TASK DETAILS
Look through the material below for "노력한다". Copy every line that contains it.

RECORDED INFORMATION
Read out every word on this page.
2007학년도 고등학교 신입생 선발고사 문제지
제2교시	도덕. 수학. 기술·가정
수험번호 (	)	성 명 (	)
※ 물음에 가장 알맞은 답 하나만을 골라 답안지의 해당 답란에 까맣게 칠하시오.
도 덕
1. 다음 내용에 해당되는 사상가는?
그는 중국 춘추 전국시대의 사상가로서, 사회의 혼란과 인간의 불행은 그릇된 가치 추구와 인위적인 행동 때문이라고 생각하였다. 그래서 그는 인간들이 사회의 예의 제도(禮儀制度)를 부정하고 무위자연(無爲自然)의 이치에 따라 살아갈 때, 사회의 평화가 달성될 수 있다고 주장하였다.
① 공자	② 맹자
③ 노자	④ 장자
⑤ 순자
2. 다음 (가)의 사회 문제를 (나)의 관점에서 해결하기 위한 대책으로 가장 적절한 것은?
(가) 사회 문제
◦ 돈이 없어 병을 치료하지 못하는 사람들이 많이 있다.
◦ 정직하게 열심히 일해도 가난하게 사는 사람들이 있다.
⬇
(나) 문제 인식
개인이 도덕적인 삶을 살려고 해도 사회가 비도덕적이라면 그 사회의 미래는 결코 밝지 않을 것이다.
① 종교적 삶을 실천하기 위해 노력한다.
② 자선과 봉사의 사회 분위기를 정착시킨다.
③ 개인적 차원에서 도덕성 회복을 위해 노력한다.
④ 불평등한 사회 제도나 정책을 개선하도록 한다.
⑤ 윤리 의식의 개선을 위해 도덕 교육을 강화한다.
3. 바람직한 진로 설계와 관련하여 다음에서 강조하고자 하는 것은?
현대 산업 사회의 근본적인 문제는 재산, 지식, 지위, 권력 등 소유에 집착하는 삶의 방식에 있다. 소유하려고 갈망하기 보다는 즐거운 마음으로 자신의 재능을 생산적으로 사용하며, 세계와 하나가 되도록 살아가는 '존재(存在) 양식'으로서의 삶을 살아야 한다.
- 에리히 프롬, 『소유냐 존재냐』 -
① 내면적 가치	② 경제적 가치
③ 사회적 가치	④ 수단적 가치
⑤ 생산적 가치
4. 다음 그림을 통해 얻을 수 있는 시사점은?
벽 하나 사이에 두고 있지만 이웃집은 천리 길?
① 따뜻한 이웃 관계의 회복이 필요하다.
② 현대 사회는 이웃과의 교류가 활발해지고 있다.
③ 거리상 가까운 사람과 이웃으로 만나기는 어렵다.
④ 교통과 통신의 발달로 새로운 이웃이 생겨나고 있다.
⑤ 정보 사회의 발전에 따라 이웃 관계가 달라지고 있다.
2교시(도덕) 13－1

SOLUTION FOR THIS PROBLEM
① 종교적 삶을 실천하기 위해 노력한다.
③ 개인적 차원에서 도덕성 회복을 위해 노력한다.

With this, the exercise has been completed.